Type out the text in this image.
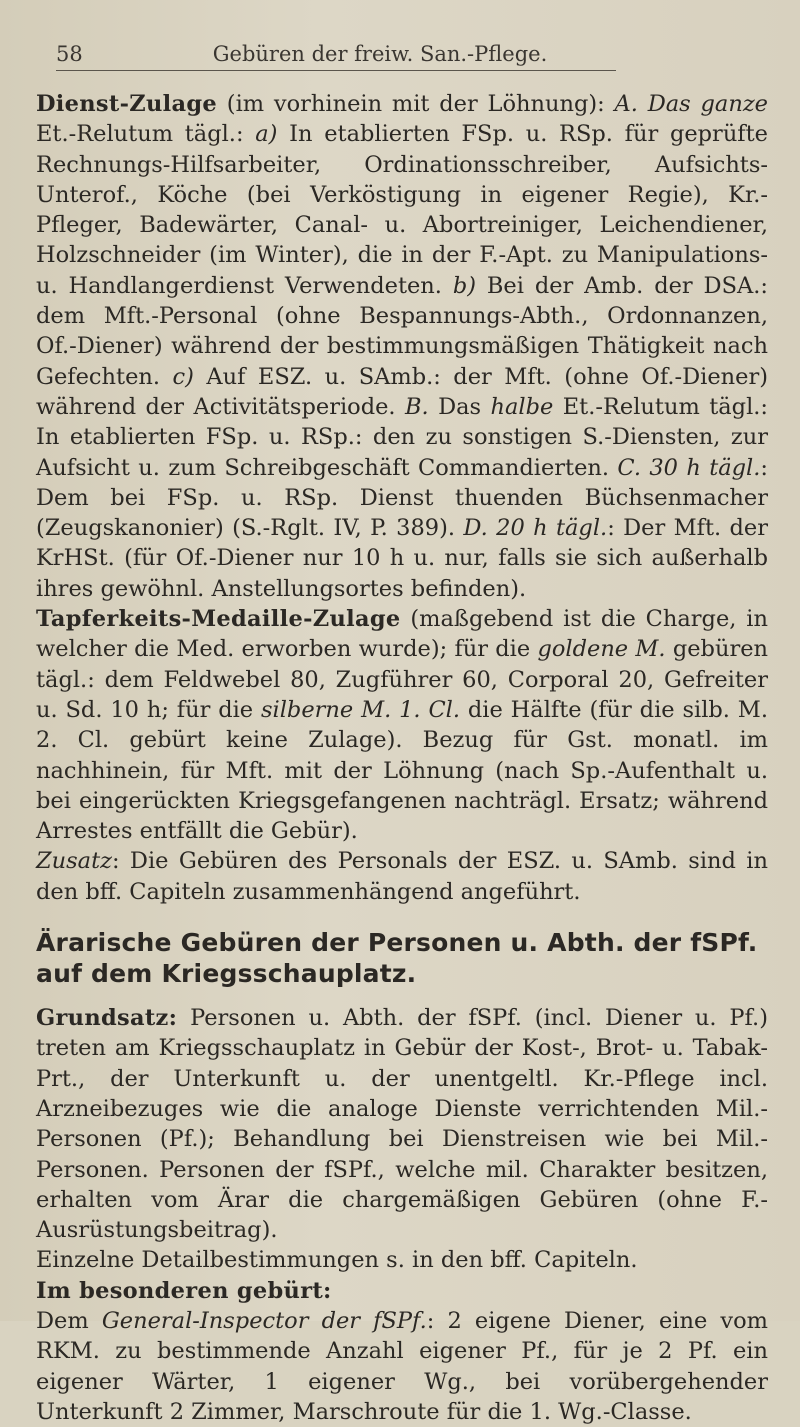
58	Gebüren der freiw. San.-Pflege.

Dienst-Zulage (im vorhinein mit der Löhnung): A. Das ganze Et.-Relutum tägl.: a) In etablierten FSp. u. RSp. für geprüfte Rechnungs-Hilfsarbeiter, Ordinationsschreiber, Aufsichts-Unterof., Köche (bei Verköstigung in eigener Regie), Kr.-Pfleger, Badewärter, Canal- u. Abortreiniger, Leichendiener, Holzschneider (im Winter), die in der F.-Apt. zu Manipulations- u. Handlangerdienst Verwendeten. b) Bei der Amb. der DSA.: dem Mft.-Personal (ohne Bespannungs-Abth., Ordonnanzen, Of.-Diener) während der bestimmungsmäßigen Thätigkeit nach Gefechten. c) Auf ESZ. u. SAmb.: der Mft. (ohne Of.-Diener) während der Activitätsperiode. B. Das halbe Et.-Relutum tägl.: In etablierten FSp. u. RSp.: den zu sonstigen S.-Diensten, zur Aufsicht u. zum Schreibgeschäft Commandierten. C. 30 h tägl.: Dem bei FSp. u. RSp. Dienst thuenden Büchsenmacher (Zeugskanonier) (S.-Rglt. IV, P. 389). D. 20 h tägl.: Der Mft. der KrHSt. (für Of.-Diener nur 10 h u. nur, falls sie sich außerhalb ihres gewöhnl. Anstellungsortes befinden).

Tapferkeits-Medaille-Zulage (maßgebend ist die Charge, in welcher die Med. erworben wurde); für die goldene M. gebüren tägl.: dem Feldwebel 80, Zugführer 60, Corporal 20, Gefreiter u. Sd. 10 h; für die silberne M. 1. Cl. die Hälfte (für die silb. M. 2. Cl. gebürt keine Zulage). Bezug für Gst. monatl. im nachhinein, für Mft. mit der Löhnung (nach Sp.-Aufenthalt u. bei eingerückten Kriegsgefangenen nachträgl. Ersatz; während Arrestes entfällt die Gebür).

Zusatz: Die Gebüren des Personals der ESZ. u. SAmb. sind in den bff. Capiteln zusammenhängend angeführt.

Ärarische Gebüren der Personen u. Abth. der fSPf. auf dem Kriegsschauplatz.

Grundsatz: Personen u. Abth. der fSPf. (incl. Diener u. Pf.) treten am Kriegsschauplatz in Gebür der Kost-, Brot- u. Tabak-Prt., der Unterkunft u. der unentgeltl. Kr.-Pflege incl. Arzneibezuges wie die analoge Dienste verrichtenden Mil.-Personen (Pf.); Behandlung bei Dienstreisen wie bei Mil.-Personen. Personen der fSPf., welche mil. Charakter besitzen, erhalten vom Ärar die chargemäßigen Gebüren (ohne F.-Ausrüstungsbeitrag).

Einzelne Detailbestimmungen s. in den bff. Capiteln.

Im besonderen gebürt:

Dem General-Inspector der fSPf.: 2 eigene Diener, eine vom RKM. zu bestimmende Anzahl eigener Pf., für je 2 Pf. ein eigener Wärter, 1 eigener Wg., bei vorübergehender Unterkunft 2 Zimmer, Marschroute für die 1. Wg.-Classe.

• [Aim of the exercise] Each line holding "Personen" must be found and copied.

• [Response to the exercise]
Ärarische Gebüren der Personen u. Abth. der fSPf. auf dem Kriegsschauplatz.
Grundsatz: Personen u. Abth. der fSPf. (incl. Diener u. Pf.) treten am Kriegsschauplatz in Gebür der Kost-, Brot- u. Tabak-Prt., der Unterkunft u. der unentgeltl. Kr.-Pflege incl. Arzneibezuges wie die analoge Dienste verrichtenden Mil.-Personen (Pf.); Behandlung bei Dienstreisen wie bei Mil.-Personen. Personen der fSPf., welche mil. Charakter besitzen, erhalten vom Ärar die chargemäßigen Gebüren (ohne F.-Ausrüstungsbeitrag).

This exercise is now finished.